## RECORD EXTRACTS
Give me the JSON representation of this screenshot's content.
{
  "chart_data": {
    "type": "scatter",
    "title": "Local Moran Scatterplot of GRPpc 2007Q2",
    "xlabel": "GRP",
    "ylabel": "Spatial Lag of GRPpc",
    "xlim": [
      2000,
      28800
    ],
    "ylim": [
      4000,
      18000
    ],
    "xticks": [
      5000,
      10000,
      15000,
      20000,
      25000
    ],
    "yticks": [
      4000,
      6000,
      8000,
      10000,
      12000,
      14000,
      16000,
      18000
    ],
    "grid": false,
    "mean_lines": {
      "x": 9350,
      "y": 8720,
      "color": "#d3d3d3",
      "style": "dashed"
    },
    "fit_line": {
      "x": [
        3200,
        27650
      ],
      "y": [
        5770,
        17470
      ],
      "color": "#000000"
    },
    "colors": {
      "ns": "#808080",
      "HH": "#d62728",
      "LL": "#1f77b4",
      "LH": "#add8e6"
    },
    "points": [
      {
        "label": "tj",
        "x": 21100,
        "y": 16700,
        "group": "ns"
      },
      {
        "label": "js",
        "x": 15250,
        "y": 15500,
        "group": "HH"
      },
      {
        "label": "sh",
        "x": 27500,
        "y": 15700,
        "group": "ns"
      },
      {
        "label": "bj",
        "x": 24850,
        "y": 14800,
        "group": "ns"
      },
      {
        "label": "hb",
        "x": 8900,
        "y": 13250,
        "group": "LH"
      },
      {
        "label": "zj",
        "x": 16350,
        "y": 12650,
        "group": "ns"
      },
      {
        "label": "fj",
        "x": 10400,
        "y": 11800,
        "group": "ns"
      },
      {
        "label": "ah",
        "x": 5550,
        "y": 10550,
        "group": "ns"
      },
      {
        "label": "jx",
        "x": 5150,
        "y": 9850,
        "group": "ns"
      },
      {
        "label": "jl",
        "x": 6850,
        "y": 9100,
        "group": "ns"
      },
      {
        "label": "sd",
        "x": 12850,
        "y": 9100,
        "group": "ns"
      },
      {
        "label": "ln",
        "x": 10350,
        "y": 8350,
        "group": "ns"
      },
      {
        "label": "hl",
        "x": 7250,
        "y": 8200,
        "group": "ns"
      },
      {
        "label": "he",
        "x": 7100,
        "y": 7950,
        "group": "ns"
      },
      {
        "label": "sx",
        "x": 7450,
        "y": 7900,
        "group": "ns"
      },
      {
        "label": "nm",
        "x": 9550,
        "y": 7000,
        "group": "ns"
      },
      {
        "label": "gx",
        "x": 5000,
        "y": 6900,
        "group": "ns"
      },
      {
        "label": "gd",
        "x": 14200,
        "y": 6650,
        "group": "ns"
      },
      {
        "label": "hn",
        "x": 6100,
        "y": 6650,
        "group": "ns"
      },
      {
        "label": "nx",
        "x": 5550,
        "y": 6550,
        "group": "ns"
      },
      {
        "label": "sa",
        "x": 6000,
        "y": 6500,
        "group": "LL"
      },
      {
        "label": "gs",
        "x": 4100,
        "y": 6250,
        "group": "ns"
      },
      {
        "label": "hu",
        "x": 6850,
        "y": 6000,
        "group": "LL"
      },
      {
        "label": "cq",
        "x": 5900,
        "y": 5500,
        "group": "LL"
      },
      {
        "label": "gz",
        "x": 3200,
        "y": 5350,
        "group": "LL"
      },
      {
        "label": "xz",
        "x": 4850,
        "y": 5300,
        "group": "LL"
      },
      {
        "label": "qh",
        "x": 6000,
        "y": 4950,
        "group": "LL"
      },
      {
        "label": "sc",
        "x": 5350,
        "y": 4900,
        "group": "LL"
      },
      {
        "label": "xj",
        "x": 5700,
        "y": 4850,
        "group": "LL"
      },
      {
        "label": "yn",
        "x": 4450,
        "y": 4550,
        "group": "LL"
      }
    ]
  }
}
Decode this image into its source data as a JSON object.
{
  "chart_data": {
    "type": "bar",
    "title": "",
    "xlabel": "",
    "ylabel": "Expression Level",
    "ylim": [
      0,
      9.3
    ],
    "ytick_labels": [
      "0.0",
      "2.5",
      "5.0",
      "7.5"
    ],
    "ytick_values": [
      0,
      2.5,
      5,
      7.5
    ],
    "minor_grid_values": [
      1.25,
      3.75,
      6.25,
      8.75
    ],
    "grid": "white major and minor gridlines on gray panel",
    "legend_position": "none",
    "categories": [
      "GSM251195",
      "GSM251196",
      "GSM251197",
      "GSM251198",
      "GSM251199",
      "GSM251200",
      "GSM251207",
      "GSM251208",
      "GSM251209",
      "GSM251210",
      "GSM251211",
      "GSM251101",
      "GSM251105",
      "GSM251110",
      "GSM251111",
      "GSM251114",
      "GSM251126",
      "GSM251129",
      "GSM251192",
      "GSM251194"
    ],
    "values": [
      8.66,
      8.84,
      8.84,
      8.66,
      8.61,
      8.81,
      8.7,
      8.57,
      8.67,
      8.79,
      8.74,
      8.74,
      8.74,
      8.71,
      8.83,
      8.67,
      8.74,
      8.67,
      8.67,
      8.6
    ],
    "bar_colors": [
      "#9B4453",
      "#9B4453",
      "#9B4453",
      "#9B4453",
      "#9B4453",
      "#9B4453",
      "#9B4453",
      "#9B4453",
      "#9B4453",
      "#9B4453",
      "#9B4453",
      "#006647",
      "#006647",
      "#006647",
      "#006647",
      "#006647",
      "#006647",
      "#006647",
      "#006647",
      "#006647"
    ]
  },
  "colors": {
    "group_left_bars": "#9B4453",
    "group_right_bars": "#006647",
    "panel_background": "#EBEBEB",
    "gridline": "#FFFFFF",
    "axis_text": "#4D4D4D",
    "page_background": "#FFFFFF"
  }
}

## WHAT NEEDS TO BE DONE
Return each line among the entries that holds the word "title".

## WRITTEN ANSWER
    "title": "Local Moran Scatterplot of GRPpc 2007Q2",
    "title": "",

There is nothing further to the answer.